(Stored items from a collection)
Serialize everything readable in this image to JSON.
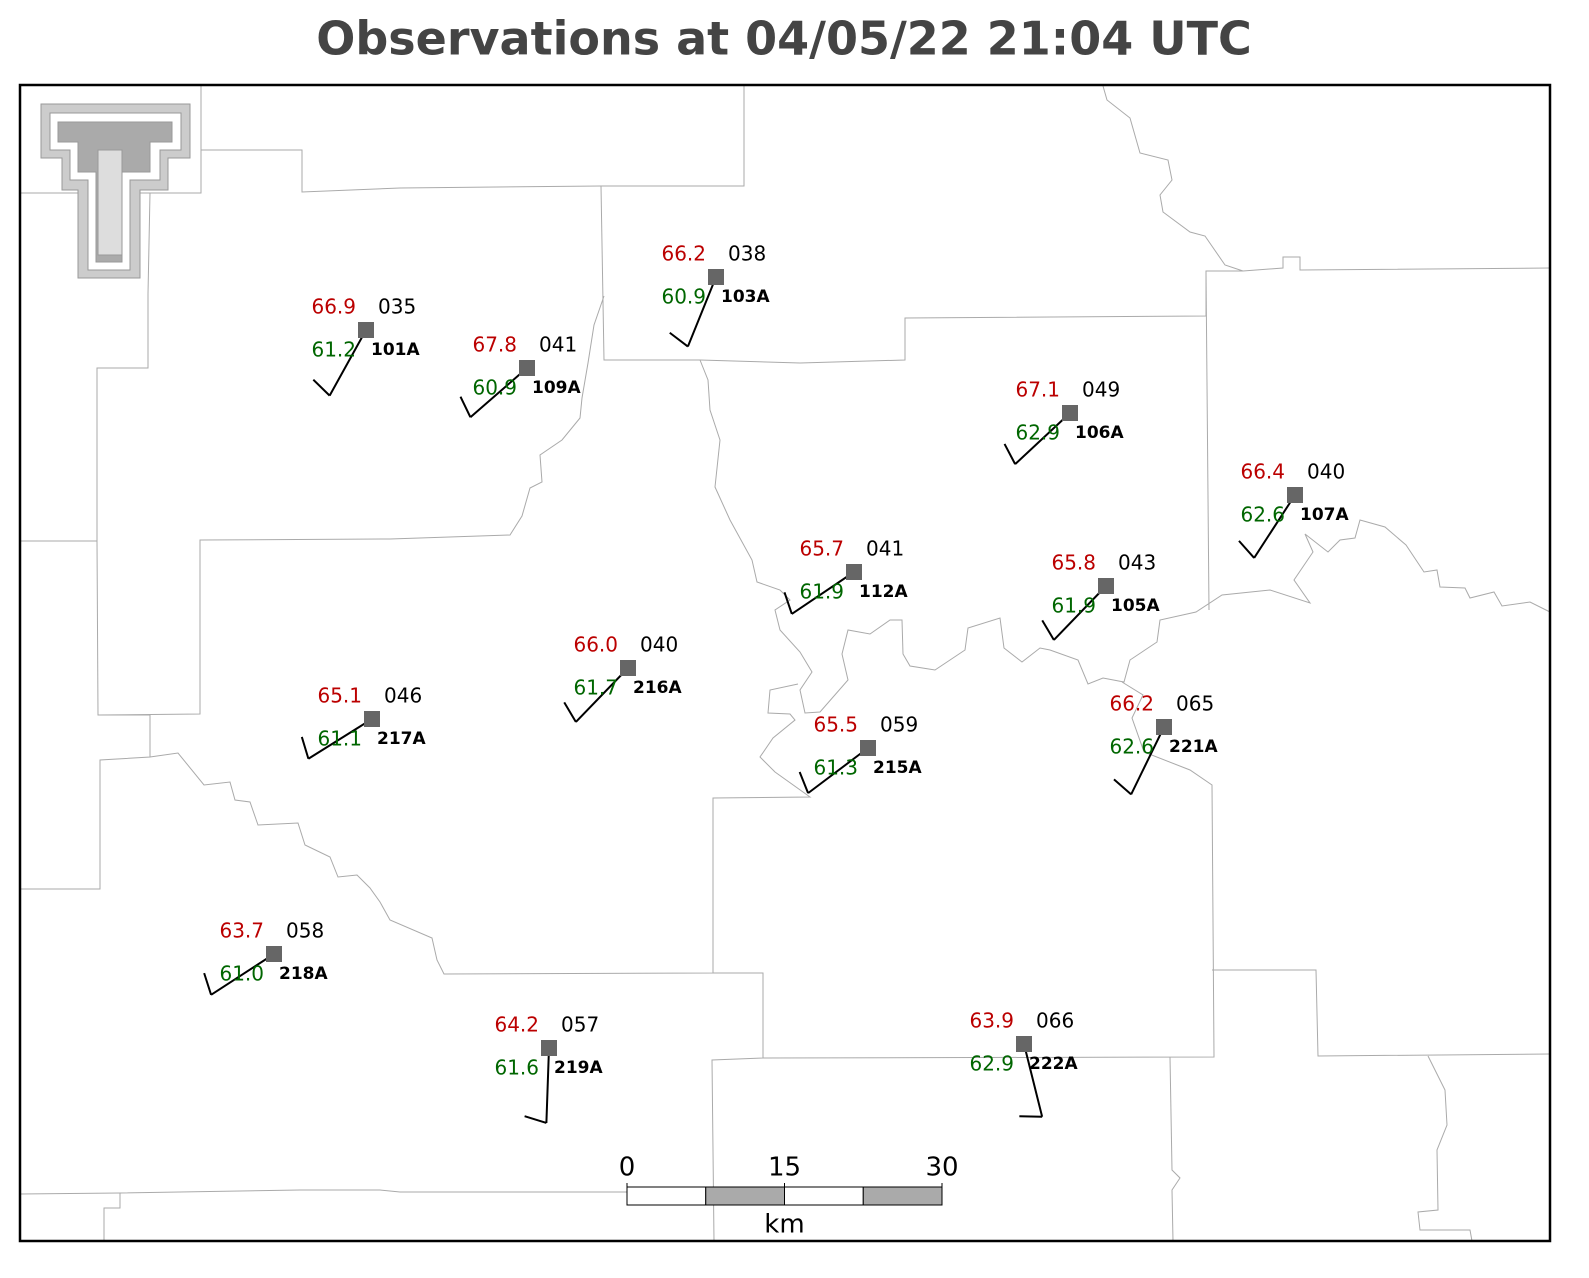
{
  "title": "Observations at 04/05/22 21:04 UTC",
  "stations": [
    {
      "id": "101A",
      "temperature": "66.9",
      "dewpoint": "61.2",
      "pressure": "035",
      "wind_direction": 209,
      "wind_speed": 10
    },
    {
      "id": "109A",
      "temperature": "67.8",
      "dewpoint": "60.9",
      "pressure": "041",
      "wind_direction": 229,
      "wind_speed": 10
    },
    {
      "id": "103A",
      "temperature": "66.2",
      "dewpoint": "60.9",
      "pressure": "038",
      "wind_direction": 202,
      "wind_speed": 10
    },
    {
      "id": "106A",
      "temperature": "67.1",
      "dewpoint": "62.9",
      "pressure": "049",
      "wind_direction": 227,
      "wind_speed": 10
    },
    {
      "id": "107A",
      "temperature": "66.4",
      "dewpoint": "62.6",
      "pressure": "040",
      "wind_direction": 213,
      "wind_speed": 10
    },
    {
      "id": "112A",
      "temperature": "65.7",
      "dewpoint": "61.9",
      "pressure": "041",
      "wind_direction": 236,
      "wind_speed": 10
    },
    {
      "id": "105A",
      "temperature": "65.8",
      "dewpoint": "61.9",
      "pressure": "043",
      "wind_direction": 224,
      "wind_speed": 10
    },
    {
      "id": "216A",
      "temperature": "66.0",
      "dewpoint": "61.7",
      "pressure": "040",
      "wind_direction": 224,
      "wind_speed": 10
    },
    {
      "id": "217A",
      "temperature": "65.1",
      "dewpoint": "61.1",
      "pressure": "046",
      "wind_direction": 238,
      "wind_speed": 10
    },
    {
      "id": "215A",
      "temperature": "65.5",
      "dewpoint": "61.3",
      "pressure": "059",
      "wind_direction": 233,
      "wind_speed": 10
    },
    {
      "id": "221A",
      "temperature": "66.2",
      "dewpoint": "62.6",
      "pressure": "065",
      "wind_direction": 206,
      "wind_speed": 10
    },
    {
      "id": "218A",
      "temperature": "63.7",
      "dewpoint": "61.0",
      "pressure": "058",
      "wind_direction": 237,
      "wind_speed": 10
    },
    {
      "id": "219A",
      "temperature": "64.2",
      "dewpoint": "61.6",
      "pressure": "057",
      "wind_direction": 182,
      "wind_speed": 10
    },
    {
      "id": "222A",
      "temperature": "63.9",
      "dewpoint": "62.9",
      "pressure": "066",
      "wind_direction": 166,
      "wind_speed": 10
    }
  ],
  "scale_bar": {
    "ticks": [
      0,
      15,
      30
    ],
    "unit": "km"
  }
}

THE PROBLEM. Write the records above out again exactly, with no pictures in your copy.

FINISHED TASK.
Serialize everything readable in this image to JSON.
{
  "title": "Observations at 04/05/22 21:04 UTC",
  "stations": [
    {
      "id": "101A",
      "temperature": "66.9",
      "dewpoint": "61.2",
      "pressure": "035",
      "wind_direction": 209,
      "wind_speed": 10
    },
    {
      "id": "109A",
      "temperature": "67.8",
      "dewpoint": "60.9",
      "pressure": "041",
      "wind_direction": 229,
      "wind_speed": 10
    },
    {
      "id": "103A",
      "temperature": "66.2",
      "dewpoint": "60.9",
      "pressure": "038",
      "wind_direction": 202,
      "wind_speed": 10
    },
    {
      "id": "106A",
      "temperature": "67.1",
      "dewpoint": "62.9",
      "pressure": "049",
      "wind_direction": 227,
      "wind_speed": 10
    },
    {
      "id": "107A",
      "temperature": "66.4",
      "dewpoint": "62.6",
      "pressure": "040",
      "wind_direction": 213,
      "wind_speed": 10
    },
    {
      "id": "112A",
      "temperature": "65.7",
      "dewpoint": "61.9",
      "pressure": "041",
      "wind_direction": 236,
      "wind_speed": 10
    },
    {
      "id": "105A",
      "temperature": "65.8",
      "dewpoint": "61.9",
      "pressure": "043",
      "wind_direction": 224,
      "wind_speed": 10
    },
    {
      "id": "216A",
      "temperature": "66.0",
      "dewpoint": "61.7",
      "pressure": "040",
      "wind_direction": 224,
      "wind_speed": 10
    },
    {
      "id": "217A",
      "temperature": "65.1",
      "dewpoint": "61.1",
      "pressure": "046",
      "wind_direction": 238,
      "wind_speed": 10
    },
    {
      "id": "215A",
      "temperature": "65.5",
      "dewpoint": "61.3",
      "pressure": "059",
      "wind_direction": 233,
      "wind_speed": 10
    },
    {
      "id": "221A",
      "temperature": "66.2",
      "dewpoint": "62.6",
      "pressure": "065",
      "wind_direction": 206,
      "wind_speed": 10
    },
    {
      "id": "218A",
      "temperature": "63.7",
      "dewpoint": "61.0",
      "pressure": "058",
      "wind_direction": 237,
      "wind_speed": 10
    },
    {
      "id": "219A",
      "temperature": "64.2",
      "dewpoint": "61.6",
      "pressure": "057",
      "wind_direction": 182,
      "wind_speed": 10
    },
    {
      "id": "222A",
      "temperature": "63.9",
      "dewpoint": "62.9",
      "pressure": "066",
      "wind_direction": 166,
      "wind_speed": 10
    }
  ],
  "scale_bar": {
    "ticks": [
      0,
      15,
      30
    ],
    "unit": "km"
  }
}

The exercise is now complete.